Below is a block of records; return all of them exactly, but without the images.

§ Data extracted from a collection
○ ○ ○ ○
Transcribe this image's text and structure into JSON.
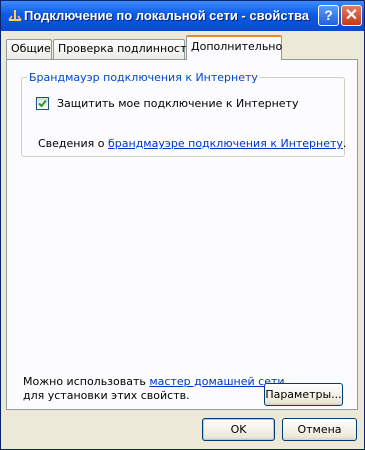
{
  "window": {
    "title": "Подключение по локальной сети - свойства",
    "help_label": "?",
    "close_label": "✕"
  },
  "tabs": [
    {
      "label": "Общие"
    },
    {
      "label": "Проверка подлинности"
    },
    {
      "label": "Дополнительно",
      "active": true
    }
  ],
  "firewall": {
    "group_label": "Брандмауэр подключения к Интернету",
    "checkbox_label": "Защитить мое подключение к Интернету",
    "checked": true,
    "info_prefix": "Сведения о ",
    "info_link": "брандмауэре подключения к Интернету",
    "info_suffix": "."
  },
  "home_network": {
    "line1_prefix": "Можно использовать ",
    "line1_link": "мастер домашней сети",
    "line2": "для установки этих свойств.",
    "params_button": "Параметры..."
  },
  "footer": {
    "ok_label": "OK",
    "cancel_label": "Отмена"
  },
  "colors": {
    "titlebar": "#0a5ae6",
    "link": "#0033cc",
    "checkmark": "#21a121"
  }
}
○ ○ ○ ○
§ Result of this task
Transcribe this image's text and structure into JSON.
{
  "window": {
    "title": "Подключение по локальной сети - свойства",
    "help_label": "?",
    "close_label": "✕"
  },
  "tabs": [
    {
      "label": "Общие"
    },
    {
      "label": "Проверка подлинности"
    },
    {
      "label": "Дополнительно",
      "active": true
    }
  ],
  "firewall": {
    "group_label": "Брандмауэр подключения к Интернету",
    "checkbox_label": "Защитить мое подключение к Интернету",
    "checked": true,
    "info_prefix": "Сведения о ",
    "info_link": "брандмауэре подключения к Интернету",
    "info_suffix": "."
  },
  "home_network": {
    "line1_prefix": "Можно использовать ",
    "line1_link": "мастер домашней сети",
    "line2": "для установки этих свойств.",
    "params_button": "Параметры..."
  },
  "footer": {
    "ok_label": "OK",
    "cancel_label": "Отмена"
  },
  "colors": {
    "titlebar": "#0a5ae6",
    "link": "#0033cc",
    "checkmark": "#21a121"
  }
}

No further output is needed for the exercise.